>> Start The records
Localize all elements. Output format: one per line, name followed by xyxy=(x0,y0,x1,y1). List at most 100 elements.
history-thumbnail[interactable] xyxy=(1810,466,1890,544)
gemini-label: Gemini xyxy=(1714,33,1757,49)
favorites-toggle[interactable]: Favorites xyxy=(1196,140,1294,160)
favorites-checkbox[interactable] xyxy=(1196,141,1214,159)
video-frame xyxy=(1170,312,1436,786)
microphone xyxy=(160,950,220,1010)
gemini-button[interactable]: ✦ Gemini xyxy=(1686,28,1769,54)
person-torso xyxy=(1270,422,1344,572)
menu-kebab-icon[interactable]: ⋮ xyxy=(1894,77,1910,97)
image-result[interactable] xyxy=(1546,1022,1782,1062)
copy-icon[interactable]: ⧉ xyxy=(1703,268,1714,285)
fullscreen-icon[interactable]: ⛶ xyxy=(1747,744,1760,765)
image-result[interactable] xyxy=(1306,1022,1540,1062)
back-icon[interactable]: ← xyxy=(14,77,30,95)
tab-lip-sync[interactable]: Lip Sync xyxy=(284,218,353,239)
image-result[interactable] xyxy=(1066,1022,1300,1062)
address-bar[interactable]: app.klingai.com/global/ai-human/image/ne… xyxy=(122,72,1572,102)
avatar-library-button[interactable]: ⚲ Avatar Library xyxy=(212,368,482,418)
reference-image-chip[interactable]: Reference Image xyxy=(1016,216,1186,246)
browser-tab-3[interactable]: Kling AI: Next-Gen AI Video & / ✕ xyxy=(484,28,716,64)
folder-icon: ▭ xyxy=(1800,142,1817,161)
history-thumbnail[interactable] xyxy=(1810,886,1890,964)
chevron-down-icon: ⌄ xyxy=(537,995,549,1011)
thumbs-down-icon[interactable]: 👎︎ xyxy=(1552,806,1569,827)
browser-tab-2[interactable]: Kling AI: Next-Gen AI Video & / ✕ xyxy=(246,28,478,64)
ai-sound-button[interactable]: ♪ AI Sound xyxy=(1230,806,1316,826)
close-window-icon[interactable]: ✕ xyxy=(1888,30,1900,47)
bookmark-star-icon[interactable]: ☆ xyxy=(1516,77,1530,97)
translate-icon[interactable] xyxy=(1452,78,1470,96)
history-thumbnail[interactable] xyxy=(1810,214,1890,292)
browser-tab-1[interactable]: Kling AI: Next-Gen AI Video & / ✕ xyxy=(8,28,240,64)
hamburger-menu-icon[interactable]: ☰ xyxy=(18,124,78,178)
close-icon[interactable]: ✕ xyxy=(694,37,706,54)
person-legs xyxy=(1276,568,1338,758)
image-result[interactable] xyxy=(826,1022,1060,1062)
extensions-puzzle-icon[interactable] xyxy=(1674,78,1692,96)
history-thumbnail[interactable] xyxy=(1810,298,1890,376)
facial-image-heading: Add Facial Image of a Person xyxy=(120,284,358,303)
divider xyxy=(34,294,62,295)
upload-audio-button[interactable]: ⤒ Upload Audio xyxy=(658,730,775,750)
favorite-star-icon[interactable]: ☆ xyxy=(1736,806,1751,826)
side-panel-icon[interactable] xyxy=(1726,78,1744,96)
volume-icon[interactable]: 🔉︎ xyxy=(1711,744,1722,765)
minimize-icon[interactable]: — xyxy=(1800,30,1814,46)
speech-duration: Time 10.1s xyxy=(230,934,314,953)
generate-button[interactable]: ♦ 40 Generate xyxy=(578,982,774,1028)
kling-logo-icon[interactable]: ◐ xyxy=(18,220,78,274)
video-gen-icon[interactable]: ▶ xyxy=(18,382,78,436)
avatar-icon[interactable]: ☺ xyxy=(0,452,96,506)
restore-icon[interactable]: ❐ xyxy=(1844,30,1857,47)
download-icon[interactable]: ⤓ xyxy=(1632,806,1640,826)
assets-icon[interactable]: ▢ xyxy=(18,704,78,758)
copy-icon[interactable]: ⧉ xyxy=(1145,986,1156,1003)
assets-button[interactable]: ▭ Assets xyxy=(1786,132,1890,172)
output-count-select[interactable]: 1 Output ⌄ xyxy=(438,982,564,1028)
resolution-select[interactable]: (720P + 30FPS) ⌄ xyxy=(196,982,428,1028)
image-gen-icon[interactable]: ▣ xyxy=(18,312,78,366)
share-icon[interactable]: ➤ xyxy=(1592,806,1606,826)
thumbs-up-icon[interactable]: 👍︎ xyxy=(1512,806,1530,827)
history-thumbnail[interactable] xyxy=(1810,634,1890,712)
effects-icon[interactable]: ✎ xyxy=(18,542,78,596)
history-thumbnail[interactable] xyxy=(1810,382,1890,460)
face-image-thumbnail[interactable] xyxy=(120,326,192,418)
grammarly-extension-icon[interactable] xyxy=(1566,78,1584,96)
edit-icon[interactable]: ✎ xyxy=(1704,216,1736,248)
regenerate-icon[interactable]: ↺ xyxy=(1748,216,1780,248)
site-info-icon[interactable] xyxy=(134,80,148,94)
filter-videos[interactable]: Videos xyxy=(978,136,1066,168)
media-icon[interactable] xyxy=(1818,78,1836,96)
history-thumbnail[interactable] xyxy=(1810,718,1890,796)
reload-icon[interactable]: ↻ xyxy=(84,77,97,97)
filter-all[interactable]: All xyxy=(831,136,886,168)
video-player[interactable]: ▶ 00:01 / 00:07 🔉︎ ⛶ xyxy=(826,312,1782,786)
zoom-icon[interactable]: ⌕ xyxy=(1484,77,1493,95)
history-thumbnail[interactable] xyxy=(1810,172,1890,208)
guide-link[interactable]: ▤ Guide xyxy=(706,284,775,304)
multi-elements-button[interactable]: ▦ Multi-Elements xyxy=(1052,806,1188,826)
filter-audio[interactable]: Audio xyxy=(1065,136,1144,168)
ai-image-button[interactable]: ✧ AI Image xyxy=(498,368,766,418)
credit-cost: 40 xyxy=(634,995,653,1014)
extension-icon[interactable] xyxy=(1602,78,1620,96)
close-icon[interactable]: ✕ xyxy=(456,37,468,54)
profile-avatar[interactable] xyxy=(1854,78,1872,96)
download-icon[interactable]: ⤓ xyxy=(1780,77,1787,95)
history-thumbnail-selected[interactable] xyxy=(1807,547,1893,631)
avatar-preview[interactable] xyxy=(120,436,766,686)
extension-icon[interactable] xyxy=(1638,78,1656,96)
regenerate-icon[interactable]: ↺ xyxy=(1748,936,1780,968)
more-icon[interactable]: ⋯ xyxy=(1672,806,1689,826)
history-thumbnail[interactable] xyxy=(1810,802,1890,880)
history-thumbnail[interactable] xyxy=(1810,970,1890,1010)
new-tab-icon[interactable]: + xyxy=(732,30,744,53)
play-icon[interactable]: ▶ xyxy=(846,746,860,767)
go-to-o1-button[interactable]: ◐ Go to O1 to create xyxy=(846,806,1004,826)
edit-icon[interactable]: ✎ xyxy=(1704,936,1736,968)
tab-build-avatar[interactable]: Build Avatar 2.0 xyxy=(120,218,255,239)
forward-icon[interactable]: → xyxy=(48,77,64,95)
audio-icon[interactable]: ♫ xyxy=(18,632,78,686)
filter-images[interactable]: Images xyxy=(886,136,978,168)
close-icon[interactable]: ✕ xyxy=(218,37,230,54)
>> End The records
→ The exercise
Copy every line of the entries above word for word, with no changes.

→ Solution to this problem
Localize all elements. Output format: one per line, name followed by xyxy=(x0,y0,x1,y1). List at most 100 elements.
history-thumbnail[interactable] xyxy=(1810,466,1890,544)
gemini-label: Gemini xyxy=(1714,33,1757,49)
favorites-toggle[interactable]: Favorites xyxy=(1196,140,1294,160)
favorites-checkbox[interactable] xyxy=(1196,141,1214,159)
video-frame xyxy=(1170,312,1436,786)
microphone xyxy=(160,950,220,1010)
gemini-button[interactable]: ✦ Gemini xyxy=(1686,28,1769,54)
person-torso xyxy=(1270,422,1344,572)
menu-kebab-icon[interactable]: ⋮ xyxy=(1894,77,1910,97)
image-result[interactable] xyxy=(1546,1022,1782,1062)
copy-icon[interactable]: ⧉ xyxy=(1703,268,1714,285)
fullscreen-icon[interactable]: ⛶ xyxy=(1747,744,1760,765)
image-result[interactable] xyxy=(1306,1022,1540,1062)
back-icon[interactable]: ← xyxy=(14,77,30,95)
tab-lip-sync[interactable]: Lip Sync xyxy=(284,218,353,239)
image-result[interactable] xyxy=(1066,1022,1300,1062)
address-bar[interactable]: app.klingai.com/global/ai-human/image/ne… xyxy=(122,72,1572,102)
avatar-library-button[interactable]: ⚲ Avatar Library xyxy=(212,368,482,418)
reference-image-chip[interactable]: Reference Image xyxy=(1016,216,1186,246)
browser-tab-3[interactable]: Kling AI: Next-Gen AI Video & / ✕ xyxy=(484,28,716,64)
folder-icon: ▭ xyxy=(1800,142,1817,161)
history-thumbnail[interactable] xyxy=(1810,886,1890,964)
chevron-down-icon: ⌄ xyxy=(537,995,549,1011)
thumbs-down-icon[interactable]: 👎︎ xyxy=(1552,806,1569,827)
browser-tab-2[interactable]: Kling AI: Next-Gen AI Video & / ✕ xyxy=(246,28,478,64)
ai-sound-button[interactable]: ♪ AI Sound xyxy=(1230,806,1316,826)
close-window-icon[interactable]: ✕ xyxy=(1888,30,1900,47)
bookmark-star-icon[interactable]: ☆ xyxy=(1516,77,1530,97)
translate-icon[interactable] xyxy=(1452,78,1470,96)
history-thumbnail[interactable] xyxy=(1810,214,1890,292)
browser-tab-1[interactable]: Kling AI: Next-Gen AI Video & / ✕ xyxy=(8,28,240,64)
hamburger-menu-icon[interactable]: ☰ xyxy=(18,124,78,178)
close-icon[interactable]: ✕ xyxy=(694,37,706,54)
person-legs xyxy=(1276,568,1338,758)
image-result[interactable] xyxy=(826,1022,1060,1062)
extensions-puzzle-icon[interactable] xyxy=(1674,78,1692,96)
history-thumbnail[interactable] xyxy=(1810,298,1890,376)
facial-image-heading: Add Facial Image of a Person xyxy=(120,284,358,303)
divider xyxy=(34,294,62,295)
upload-audio-button[interactable]: ⤒ Upload Audio xyxy=(658,730,775,750)
favorite-star-icon[interactable]: ☆ xyxy=(1736,806,1751,826)
side-panel-icon[interactable] xyxy=(1726,78,1744,96)
volume-icon[interactable]: 🔉︎ xyxy=(1711,744,1722,765)
minimize-icon[interactable]: — xyxy=(1800,30,1814,46)
speech-duration: Time 10.1s xyxy=(230,934,314,953)
generate-button[interactable]: ♦ 40 Generate xyxy=(578,982,774,1028)
kling-logo-icon[interactable]: ◐ xyxy=(18,220,78,274)
video-gen-icon[interactable]: ▶ xyxy=(18,382,78,436)
avatar-icon[interactable]: ☺ xyxy=(0,452,96,506)
restore-icon[interactable]: ❐ xyxy=(1844,30,1857,47)
download-icon[interactable]: ⤓ xyxy=(1632,806,1640,826)
assets-icon[interactable]: ▢ xyxy=(18,704,78,758)
copy-icon[interactable]: ⧉ xyxy=(1145,986,1156,1003)
assets-button[interactable]: ▭ Assets xyxy=(1786,132,1890,172)
output-count-select[interactable]: 1 Output ⌄ xyxy=(438,982,564,1028)
resolution-select[interactable]: (720P + 30FPS) ⌄ xyxy=(196,982,428,1028)
image-gen-icon[interactable]: ▣ xyxy=(18,312,78,366)
share-icon[interactable]: ➤ xyxy=(1592,806,1606,826)
thumbs-up-icon[interactable]: 👍︎ xyxy=(1512,806,1530,827)
history-thumbnail[interactable] xyxy=(1810,634,1890,712)
effects-icon[interactable]: ✎ xyxy=(18,542,78,596)
history-thumbnail[interactable] xyxy=(1810,382,1890,460)
face-image-thumbnail[interactable] xyxy=(120,326,192,418)
grammarly-extension-icon[interactable] xyxy=(1566,78,1584,96)
edit-icon[interactable]: ✎ xyxy=(1704,216,1736,248)
regenerate-icon[interactable]: ↺ xyxy=(1748,216,1780,248)
site-info-icon[interactable] xyxy=(134,80,148,94)
filter-videos[interactable]: Videos xyxy=(978,136,1066,168)
media-icon[interactable] xyxy=(1818,78,1836,96)
history-thumbnail[interactable] xyxy=(1810,718,1890,796)
reload-icon[interactable]: ↻ xyxy=(84,77,97,97)
filter-all[interactable]: All xyxy=(831,136,886,168)
video-player[interactable]: ▶ 00:01 / 00:07 🔉︎ ⛶ xyxy=(826,312,1782,786)
zoom-icon[interactable]: ⌕ xyxy=(1484,77,1493,95)
history-thumbnail[interactable] xyxy=(1810,172,1890,208)
guide-link[interactable]: ▤ Guide xyxy=(706,284,775,304)
multi-elements-button[interactable]: ▦ Multi-Elements xyxy=(1052,806,1188,826)
filter-audio[interactable]: Audio xyxy=(1065,136,1144,168)
ai-image-button[interactable]: ✧ AI Image xyxy=(498,368,766,418)
credit-cost: 40 xyxy=(634,995,653,1014)
extension-icon[interactable] xyxy=(1602,78,1620,96)
close-icon[interactable]: ✕ xyxy=(456,37,468,54)
profile-avatar[interactable] xyxy=(1854,78,1872,96)
download-icon[interactable]: ⤓ xyxy=(1780,77,1787,95)
history-thumbnail-selected[interactable] xyxy=(1807,547,1893,631)
avatar-preview[interactable] xyxy=(120,436,766,686)
extension-icon[interactable] xyxy=(1638,78,1656,96)
regenerate-icon[interactable]: ↺ xyxy=(1748,936,1780,968)
more-icon[interactable]: ⋯ xyxy=(1672,806,1689,826)
history-thumbnail[interactable] xyxy=(1810,802,1890,880)
history-thumbnail[interactable] xyxy=(1810,970,1890,1010)
new-tab-icon[interactable]: + xyxy=(732,30,744,53)
play-icon[interactable]: ▶ xyxy=(846,746,860,767)
go-to-o1-button[interactable]: ◐ Go to O1 to create xyxy=(846,806,1004,826)
edit-icon[interactable]: ✎ xyxy=(1704,936,1736,968)
tab-build-avatar[interactable]: Build Avatar 2.0 xyxy=(120,218,255,239)
forward-icon[interactable]: → xyxy=(48,77,64,95)
audio-icon[interactable]: ♫ xyxy=(18,632,78,686)
filter-images[interactable]: Images xyxy=(886,136,978,168)
close-icon[interactable]: ✕ xyxy=(218,37,230,54)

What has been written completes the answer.